• Ações solicitadas:
1/ Transcreva, sem qualquer alteração, o trecho da notícia sobre o PL da Fake News que começa com as palavras "CGI.br quer ser" e termina com "elaboração do Marco Civil da Internet.".
2/ Dê continuidade à notícia sobre o PL da Fake News a partir da última frase apresentada.

• Texto:
********
CGI.br quer ser ouvido e pede ao Senado para adiar a votação do PL da Fake News

O Comitê Gestor da Internet vai enviar ofício aos presidentes do Senado, Davi Alcolumbre e da Câmara, Rodrigo Maia, para que nào seja já levado a votação, prevista para 2/6, o PL 2630, mais recente entre os projetos sobre ‘fake news. A proposta, ao exigir medidas contra as informações enganosas e o uso de robôs para a disseminação, responsabiliza as plataformas digitais pelos conteúdos postados pelos usuários, em uma lógica inversa ao do Marco Civil da Internet. O CGI.br vai publicar uma nota defendendo que se faça uma consulta pública como aconteceu para a elaboração do Marco Civil da Internet.

“Apesar de o PL falar em transparência, responsabilidade e liberdade, ele nos preocupa porque permite a remoção de conteúdos e descaracteriza o Marco Civil da Internet. Se os parlamentares estão preocupados com as eleições que se aproximam, precisam distinguir a responsabilidade de conteúdo de terceiros da responsabilidade das plataformas na oferta dos serviços Internet”, afirmou Flávia Lefrèvre.

Para José Luis Rodrigues, da RNP, a proximidade da internet com a computação de alto desempenho é uma realidade, mas não se pode dar ao algoritmo o direito de tirar um texto do ar. “Essas remoçãoes não podem ser automáticas. Elas precisam de análise criteriosas e a inteligência artificial tem os seus vieses”, disse.
********
Dados de reconhecimento da estrutura de documentos
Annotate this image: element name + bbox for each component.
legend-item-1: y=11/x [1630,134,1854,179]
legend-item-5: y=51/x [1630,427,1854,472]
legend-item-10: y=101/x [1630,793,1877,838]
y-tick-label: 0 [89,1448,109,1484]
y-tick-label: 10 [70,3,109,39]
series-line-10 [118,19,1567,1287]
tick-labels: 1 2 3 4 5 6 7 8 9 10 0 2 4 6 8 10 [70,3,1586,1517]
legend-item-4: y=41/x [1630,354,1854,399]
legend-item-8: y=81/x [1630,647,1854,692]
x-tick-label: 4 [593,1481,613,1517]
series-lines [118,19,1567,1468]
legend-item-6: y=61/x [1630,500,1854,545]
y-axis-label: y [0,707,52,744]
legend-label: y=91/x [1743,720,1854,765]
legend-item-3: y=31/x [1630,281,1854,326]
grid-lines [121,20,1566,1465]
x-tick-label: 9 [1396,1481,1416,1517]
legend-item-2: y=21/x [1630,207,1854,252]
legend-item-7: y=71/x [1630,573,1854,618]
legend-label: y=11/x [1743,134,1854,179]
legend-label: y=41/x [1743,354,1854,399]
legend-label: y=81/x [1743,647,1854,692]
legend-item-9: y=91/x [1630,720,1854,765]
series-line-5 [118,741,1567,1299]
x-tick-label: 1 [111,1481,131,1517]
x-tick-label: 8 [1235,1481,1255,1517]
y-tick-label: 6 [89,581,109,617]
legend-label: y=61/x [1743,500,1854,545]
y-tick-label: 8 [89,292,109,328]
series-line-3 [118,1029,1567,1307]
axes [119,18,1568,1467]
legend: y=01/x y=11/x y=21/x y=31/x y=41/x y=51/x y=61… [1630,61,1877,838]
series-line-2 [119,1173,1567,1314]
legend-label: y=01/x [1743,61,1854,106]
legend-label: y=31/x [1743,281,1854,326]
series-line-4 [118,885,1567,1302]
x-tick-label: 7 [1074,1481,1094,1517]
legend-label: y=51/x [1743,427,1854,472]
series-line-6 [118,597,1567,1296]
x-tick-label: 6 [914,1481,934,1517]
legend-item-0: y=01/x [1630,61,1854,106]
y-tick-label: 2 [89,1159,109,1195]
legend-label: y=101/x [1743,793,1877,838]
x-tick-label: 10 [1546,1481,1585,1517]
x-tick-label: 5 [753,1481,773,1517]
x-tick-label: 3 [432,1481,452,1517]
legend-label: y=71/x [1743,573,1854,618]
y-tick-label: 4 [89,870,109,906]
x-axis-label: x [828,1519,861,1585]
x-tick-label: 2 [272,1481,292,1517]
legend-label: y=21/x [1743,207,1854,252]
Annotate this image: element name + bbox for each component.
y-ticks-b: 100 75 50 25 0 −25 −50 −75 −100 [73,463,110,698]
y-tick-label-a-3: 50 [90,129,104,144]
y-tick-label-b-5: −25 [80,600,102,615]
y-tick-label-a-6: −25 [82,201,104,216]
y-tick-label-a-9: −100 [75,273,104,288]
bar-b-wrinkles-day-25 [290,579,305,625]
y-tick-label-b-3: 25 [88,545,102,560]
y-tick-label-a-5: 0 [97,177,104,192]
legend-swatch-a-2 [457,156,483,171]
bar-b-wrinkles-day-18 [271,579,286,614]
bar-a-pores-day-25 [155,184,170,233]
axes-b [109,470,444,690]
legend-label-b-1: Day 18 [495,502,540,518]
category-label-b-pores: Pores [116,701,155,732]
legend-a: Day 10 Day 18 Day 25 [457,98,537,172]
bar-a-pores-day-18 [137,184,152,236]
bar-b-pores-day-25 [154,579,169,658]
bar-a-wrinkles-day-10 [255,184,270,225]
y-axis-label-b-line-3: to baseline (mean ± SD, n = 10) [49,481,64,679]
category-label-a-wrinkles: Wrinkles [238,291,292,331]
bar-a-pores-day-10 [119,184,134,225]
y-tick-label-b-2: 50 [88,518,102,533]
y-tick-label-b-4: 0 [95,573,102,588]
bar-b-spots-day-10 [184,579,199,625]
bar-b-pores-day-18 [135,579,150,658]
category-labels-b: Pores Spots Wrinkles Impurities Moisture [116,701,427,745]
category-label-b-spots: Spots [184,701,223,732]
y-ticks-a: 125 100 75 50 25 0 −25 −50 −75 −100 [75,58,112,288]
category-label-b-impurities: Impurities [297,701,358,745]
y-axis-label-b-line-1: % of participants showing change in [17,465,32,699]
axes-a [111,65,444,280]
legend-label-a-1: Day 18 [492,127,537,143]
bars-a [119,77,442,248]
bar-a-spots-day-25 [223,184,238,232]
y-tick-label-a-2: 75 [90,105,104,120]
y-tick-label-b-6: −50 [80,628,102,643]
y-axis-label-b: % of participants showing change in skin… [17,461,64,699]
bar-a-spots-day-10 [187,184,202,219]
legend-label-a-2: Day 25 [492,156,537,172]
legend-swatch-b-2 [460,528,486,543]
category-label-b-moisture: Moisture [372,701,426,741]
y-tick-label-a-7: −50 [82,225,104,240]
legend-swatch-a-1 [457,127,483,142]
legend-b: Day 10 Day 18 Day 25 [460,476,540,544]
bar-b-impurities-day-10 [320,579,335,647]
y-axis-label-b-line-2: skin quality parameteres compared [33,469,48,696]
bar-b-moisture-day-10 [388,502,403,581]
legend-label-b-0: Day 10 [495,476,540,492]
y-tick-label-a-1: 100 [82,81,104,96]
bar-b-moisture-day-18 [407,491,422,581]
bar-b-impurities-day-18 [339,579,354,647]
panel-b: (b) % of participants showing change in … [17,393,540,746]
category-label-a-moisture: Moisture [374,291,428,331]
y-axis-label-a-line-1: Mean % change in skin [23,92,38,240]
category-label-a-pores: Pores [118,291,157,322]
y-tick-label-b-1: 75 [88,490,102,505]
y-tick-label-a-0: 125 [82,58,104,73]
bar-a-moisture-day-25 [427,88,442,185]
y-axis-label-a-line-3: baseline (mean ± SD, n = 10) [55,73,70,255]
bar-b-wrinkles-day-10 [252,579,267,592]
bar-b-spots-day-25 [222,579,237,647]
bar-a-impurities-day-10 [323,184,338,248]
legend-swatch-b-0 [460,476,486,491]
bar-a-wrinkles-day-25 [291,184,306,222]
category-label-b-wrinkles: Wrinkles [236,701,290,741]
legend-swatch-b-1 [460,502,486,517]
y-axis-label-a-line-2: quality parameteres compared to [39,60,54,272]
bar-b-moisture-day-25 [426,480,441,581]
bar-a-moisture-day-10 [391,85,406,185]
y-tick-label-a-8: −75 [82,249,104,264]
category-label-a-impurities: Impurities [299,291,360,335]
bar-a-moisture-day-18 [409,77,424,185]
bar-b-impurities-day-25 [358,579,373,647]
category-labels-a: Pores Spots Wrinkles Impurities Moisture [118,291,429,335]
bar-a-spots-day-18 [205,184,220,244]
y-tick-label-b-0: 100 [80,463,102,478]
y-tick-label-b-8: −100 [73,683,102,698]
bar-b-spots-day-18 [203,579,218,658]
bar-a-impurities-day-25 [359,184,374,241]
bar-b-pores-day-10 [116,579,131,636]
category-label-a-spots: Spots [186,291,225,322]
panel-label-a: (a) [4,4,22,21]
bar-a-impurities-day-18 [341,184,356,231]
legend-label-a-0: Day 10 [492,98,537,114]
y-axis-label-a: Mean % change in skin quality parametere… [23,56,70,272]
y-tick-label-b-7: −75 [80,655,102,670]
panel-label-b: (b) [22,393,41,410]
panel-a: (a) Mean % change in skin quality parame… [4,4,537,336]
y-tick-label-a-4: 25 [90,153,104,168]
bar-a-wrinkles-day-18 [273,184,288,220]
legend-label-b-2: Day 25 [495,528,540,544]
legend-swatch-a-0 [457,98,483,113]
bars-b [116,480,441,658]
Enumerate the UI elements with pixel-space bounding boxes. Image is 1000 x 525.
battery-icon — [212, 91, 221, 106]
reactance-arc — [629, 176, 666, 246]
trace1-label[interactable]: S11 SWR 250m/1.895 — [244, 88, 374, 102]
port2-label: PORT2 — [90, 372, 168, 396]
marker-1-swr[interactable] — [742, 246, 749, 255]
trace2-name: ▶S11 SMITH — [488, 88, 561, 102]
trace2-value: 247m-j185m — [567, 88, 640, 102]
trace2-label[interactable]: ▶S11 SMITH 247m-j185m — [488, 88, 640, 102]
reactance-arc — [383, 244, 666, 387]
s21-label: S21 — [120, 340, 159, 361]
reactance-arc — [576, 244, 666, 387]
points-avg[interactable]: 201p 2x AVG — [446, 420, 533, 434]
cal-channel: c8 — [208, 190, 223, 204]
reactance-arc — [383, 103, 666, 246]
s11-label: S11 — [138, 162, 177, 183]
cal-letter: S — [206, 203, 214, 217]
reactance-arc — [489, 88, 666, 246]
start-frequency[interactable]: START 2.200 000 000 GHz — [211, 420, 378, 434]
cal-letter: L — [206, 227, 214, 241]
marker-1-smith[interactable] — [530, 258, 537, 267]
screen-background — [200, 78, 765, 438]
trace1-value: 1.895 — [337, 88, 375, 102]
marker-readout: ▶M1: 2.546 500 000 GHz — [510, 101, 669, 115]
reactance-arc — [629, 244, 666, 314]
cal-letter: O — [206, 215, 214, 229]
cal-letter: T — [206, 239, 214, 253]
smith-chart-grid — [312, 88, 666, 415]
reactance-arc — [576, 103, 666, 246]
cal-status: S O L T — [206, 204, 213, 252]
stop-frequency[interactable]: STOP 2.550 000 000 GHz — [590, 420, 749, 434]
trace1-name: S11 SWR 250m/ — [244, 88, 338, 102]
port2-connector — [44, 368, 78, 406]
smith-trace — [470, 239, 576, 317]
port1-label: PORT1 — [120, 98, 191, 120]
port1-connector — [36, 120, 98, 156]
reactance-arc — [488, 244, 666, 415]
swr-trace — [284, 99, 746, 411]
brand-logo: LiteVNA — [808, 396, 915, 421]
********
• Respostas por tarefa:
1/
CGI.br quer ser ouvido e pede ao Senado para adiar a votação do PL da Fake News

O Comitê Gestor da Internet vai enviar ofício aos presidentes do Senado, Davi Alcolumbre e da Câmara, Rodrigo Maia, para que nào seja já levado a votação, prevista para 2/6, o PL 2630, mais recente entre os projetos sobre ‘fake news. A proposta, ao exigir medidas contra as informações enganosas e o uso de robôs para a disseminação, responsabiliza as plataformas digitais pelos conteúdos postados pelos usuários, em uma lógica inversa ao do Marco Civil da Internet. O CGI.br vai publicar uma nota defendendo que se faça uma consulta pública como aconteceu para a elaboração do Marco Civil da Internet.

2/
O professor Marcos Dantas, que teve o seu mandato renovado no CGI.br, vai além. “O CGI.br precisa ser ouvido como órgão de governança da Internet no Brasil e nós não fomos ouvidos. Temos expertise e a atribuição legal de discutir os rumos da Internet no País”, completou o especialista.

Foi consenso entre os conselheiros do CGI.br advertir que todas as vezes que se tentou regular a tecnologia, o resultado foi desastroso. Sobre os 25 anos de atuação, o CGI.br diz que há muitos desafios pela frente, mas dois ganham destaque: trabalhar para levar conexão à Internet para os 43 milhões de brasileiros desconectados e a vigência da Lei Geral de Proteção de Dados e a montagem da Autoridade Nacional de Proteção de Dados, onde o CGI.br tem um assento no conselho.